### TASK DETAILS
Look for the word "Abdullah" in each line and report the count of matching lines, with nothing added.

### MATERIAL TO PROCESS
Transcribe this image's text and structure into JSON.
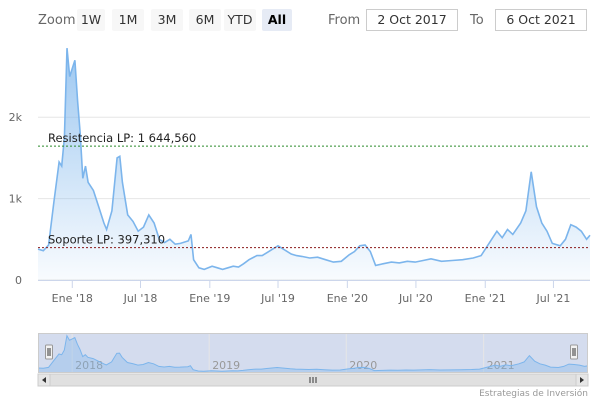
{
  "toolbar": {
    "zoom_label": "Zoom",
    "zoom_buttons": [
      {
        "label": "1W",
        "active": false
      },
      {
        "label": "1M",
        "active": false
      },
      {
        "label": "3M",
        "active": false
      },
      {
        "label": "6M",
        "active": false
      },
      {
        "label": "YTD",
        "active": false
      },
      {
        "label": "All",
        "active": true
      }
    ],
    "from_label": "From",
    "from_value": "2 Oct 2017",
    "to_label": "To",
    "to_value": "6 Oct 2021"
  },
  "credit": "Estrategias de Inversión",
  "colors": {
    "series_line": "#7cb5ec",
    "resistance_line": "#2b8a2b",
    "support_line": "#8b1a1a",
    "navigator_mask": "#ccd6eb"
  },
  "chart_data": {
    "type": "area",
    "title": "",
    "xlabel": "",
    "ylabel": "",
    "x_range": [
      "2017-10-02",
      "2021-10-06"
    ],
    "ylim": [
      0,
      2900
    ],
    "y_ticks": [
      {
        "value": 0,
        "label": "0"
      },
      {
        "value": 1000,
        "label": "1k"
      },
      {
        "value": 2000,
        "label": "2k"
      }
    ],
    "x_ticks": [
      {
        "date": "2018-01-01",
        "label": "Ene '18"
      },
      {
        "date": "2018-07-01",
        "label": "Jul '18"
      },
      {
        "date": "2019-01-01",
        "label": "Ene '19"
      },
      {
        "date": "2019-07-01",
        "label": "Jul '19"
      },
      {
        "date": "2020-01-01",
        "label": "Ene '20"
      },
      {
        "date": "2020-07-01",
        "label": "Jul '20"
      },
      {
        "date": "2021-01-01",
        "label": "Ene '21"
      },
      {
        "date": "2021-07-01",
        "label": "Jul '21"
      }
    ],
    "grid": true,
    "legend": "none",
    "plot_lines": [
      {
        "label": "Resistencia LP: 1 644,560",
        "value": 1644.56
      },
      {
        "label": "Soporte LP: 397,310",
        "value": 397.31
      }
    ],
    "navigator_years": [
      "2018",
      "2019",
      "2020",
      "2021"
    ],
    "series": [
      {
        "points": [
          [
            "2017-10-02",
            380
          ],
          [
            "2017-10-16",
            360
          ],
          [
            "2017-10-30",
            430
          ],
          [
            "2017-11-13",
            950
          ],
          [
            "2017-11-27",
            1450
          ],
          [
            "2017-12-04",
            1400
          ],
          [
            "2017-12-11",
            1750
          ],
          [
            "2017-12-18",
            2850
          ],
          [
            "2017-12-25",
            2500
          ],
          [
            "2018-01-01",
            2600
          ],
          [
            "2018-01-08",
            2700
          ],
          [
            "2018-01-15",
            2200
          ],
          [
            "2018-01-22",
            1800
          ],
          [
            "2018-01-29",
            1250
          ],
          [
            "2018-02-05",
            1400
          ],
          [
            "2018-02-12",
            1200
          ],
          [
            "2018-02-26",
            1100
          ],
          [
            "2018-03-12",
            900
          ],
          [
            "2018-03-26",
            700
          ],
          [
            "2018-04-02",
            620
          ],
          [
            "2018-04-16",
            850
          ],
          [
            "2018-04-30",
            1500
          ],
          [
            "2018-05-07",
            1520
          ],
          [
            "2018-05-14",
            1200
          ],
          [
            "2018-05-28",
            800
          ],
          [
            "2018-06-11",
            720
          ],
          [
            "2018-06-25",
            600
          ],
          [
            "2018-07-09",
            650
          ],
          [
            "2018-07-23",
            800
          ],
          [
            "2018-08-06",
            700
          ],
          [
            "2018-08-20",
            500
          ],
          [
            "2018-09-03",
            460
          ],
          [
            "2018-09-17",
            500
          ],
          [
            "2018-10-01",
            440
          ],
          [
            "2018-10-15",
            450
          ],
          [
            "2018-11-05",
            480
          ],
          [
            "2018-11-12",
            560
          ],
          [
            "2018-11-19",
            250
          ],
          [
            "2018-12-03",
            150
          ],
          [
            "2018-12-17",
            130
          ],
          [
            "2019-01-07",
            170
          ],
          [
            "2019-01-21",
            150
          ],
          [
            "2019-02-04",
            130
          ],
          [
            "2019-02-18",
            150
          ],
          [
            "2019-03-04",
            170
          ],
          [
            "2019-03-18",
            160
          ],
          [
            "2019-04-01",
            200
          ],
          [
            "2019-04-15",
            250
          ],
          [
            "2019-05-06",
            300
          ],
          [
            "2019-05-20",
            300
          ],
          [
            "2019-06-03",
            340
          ],
          [
            "2019-06-17",
            380
          ],
          [
            "2019-07-01",
            420
          ],
          [
            "2019-07-15",
            380
          ],
          [
            "2019-08-05",
            320
          ],
          [
            "2019-08-19",
            300
          ],
          [
            "2019-09-02",
            290
          ],
          [
            "2019-09-23",
            270
          ],
          [
            "2019-10-14",
            280
          ],
          [
            "2019-11-04",
            250
          ],
          [
            "2019-11-25",
            220
          ],
          [
            "2019-12-16",
            230
          ],
          [
            "2020-01-06",
            310
          ],
          [
            "2020-01-20",
            350
          ],
          [
            "2020-02-03",
            420
          ],
          [
            "2020-02-17",
            430
          ],
          [
            "2020-03-02",
            350
          ],
          [
            "2020-03-16",
            180
          ],
          [
            "2020-04-06",
            200
          ],
          [
            "2020-04-27",
            220
          ],
          [
            "2020-05-18",
            210
          ],
          [
            "2020-06-08",
            230
          ],
          [
            "2020-06-29",
            220
          ],
          [
            "2020-07-20",
            240
          ],
          [
            "2020-08-10",
            260
          ],
          [
            "2020-09-07",
            230
          ],
          [
            "2020-10-05",
            240
          ],
          [
            "2020-11-02",
            250
          ],
          [
            "2020-11-30",
            270
          ],
          [
            "2020-12-21",
            300
          ],
          [
            "2021-01-11",
            450
          ],
          [
            "2021-02-01",
            600
          ],
          [
            "2021-02-15",
            520
          ],
          [
            "2021-03-01",
            620
          ],
          [
            "2021-03-15",
            560
          ],
          [
            "2021-04-05",
            700
          ],
          [
            "2021-04-19",
            850
          ],
          [
            "2021-05-03",
            1330
          ],
          [
            "2021-05-17",
            900
          ],
          [
            "2021-05-31",
            700
          ],
          [
            "2021-06-14",
            600
          ],
          [
            "2021-06-28",
            450
          ],
          [
            "2021-07-19",
            420
          ],
          [
            "2021-08-02",
            500
          ],
          [
            "2021-08-16",
            680
          ],
          [
            "2021-08-30",
            650
          ],
          [
            "2021-09-13",
            600
          ],
          [
            "2021-09-27",
            500
          ],
          [
            "2021-10-06",
            550
          ]
        ]
      }
    ]
  }
}
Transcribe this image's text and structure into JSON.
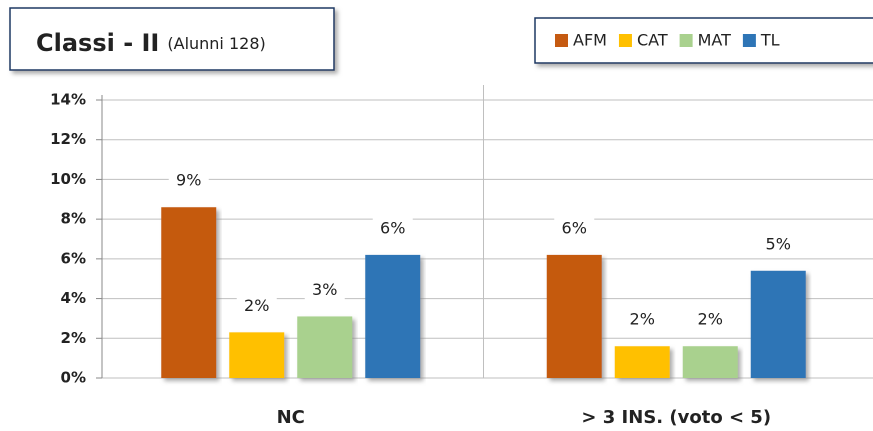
{
  "chart_data": {
    "type": "bar",
    "title": "Classi - II",
    "subtitle": "(Alunni 128)",
    "categories": [
      "NC",
      "> 3  INS. (voto < 5)"
    ],
    "series": [
      {
        "name": "AFM",
        "color": "#c55a11",
        "values": [
          8.6,
          6.2
        ],
        "value_labels": [
          "9%",
          "6%"
        ]
      },
      {
        "name": "CAT",
        "color": "#ffc000",
        "values": [
          2.3,
          1.6
        ],
        "value_labels": [
          "2%",
          "2%"
        ]
      },
      {
        "name": "MAT",
        "color": "#a9d18e",
        "values": [
          3.1,
          1.6
        ],
        "value_labels": [
          "3%",
          "2%"
        ]
      },
      {
        "name": "TL",
        "color": "#2e75b6",
        "values": [
          6.2,
          5.4
        ],
        "value_labels": [
          "6%",
          "5%"
        ]
      }
    ],
    "ylim": [
      0,
      14
    ],
    "yticks": [
      {
        "value": 0,
        "label": "0%"
      },
      {
        "value": 2,
        "label": "2%"
      },
      {
        "value": 4,
        "label": "4%"
      },
      {
        "value": 6,
        "label": "6%"
      },
      {
        "value": 8,
        "label": "8%"
      },
      {
        "value": 10,
        "label": "10%"
      },
      {
        "value": 12,
        "label": "12%"
      },
      {
        "value": 14,
        "label": "14%"
      }
    ],
    "grid": true,
    "legend": "top-right"
  }
}
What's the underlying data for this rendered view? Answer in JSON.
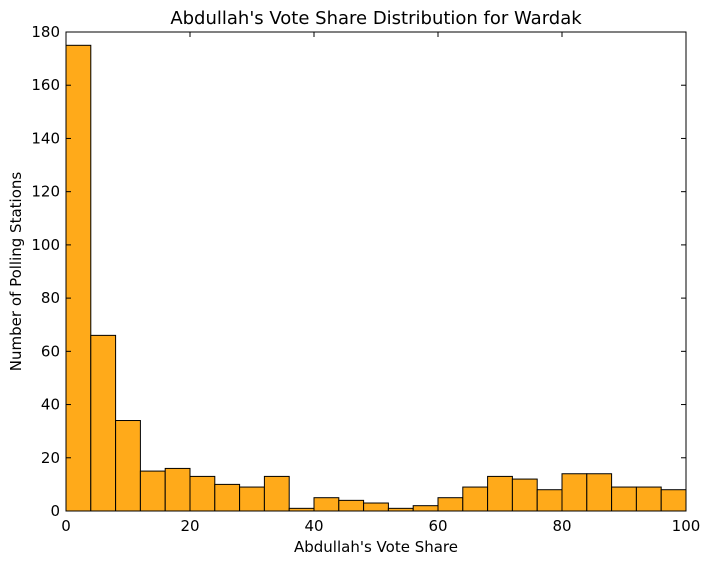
{
  "chart_data": {
    "type": "bar",
    "title": "Abdullah's Vote Share Distribution for Wardak",
    "xlabel": "Abdullah's Vote Share",
    "ylabel": "Number of Polling Stations",
    "xlim": [
      0,
      100
    ],
    "ylim": [
      0,
      180
    ],
    "xticks": [
      0,
      20,
      40,
      60,
      80,
      100
    ],
    "yticks": [
      0,
      20,
      40,
      60,
      80,
      100,
      120,
      140,
      160,
      180
    ],
    "bin_edges": [
      0,
      4,
      8,
      12,
      16,
      20,
      24,
      28,
      32,
      36,
      40,
      44,
      48,
      52,
      56,
      60,
      64,
      68,
      72,
      76,
      80,
      84,
      88,
      92,
      96,
      100
    ],
    "values": [
      175,
      66,
      34,
      15,
      16,
      13,
      10,
      9,
      13,
      1,
      5,
      4,
      3,
      1,
      2,
      5,
      9,
      13,
      12,
      8,
      14,
      14,
      9,
      9,
      8
    ],
    "bar_color": "#FFAA1A",
    "edge_color": "#000000",
    "grid": false,
    "legend": false
  }
}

### ANSWER TO THIS TASK
2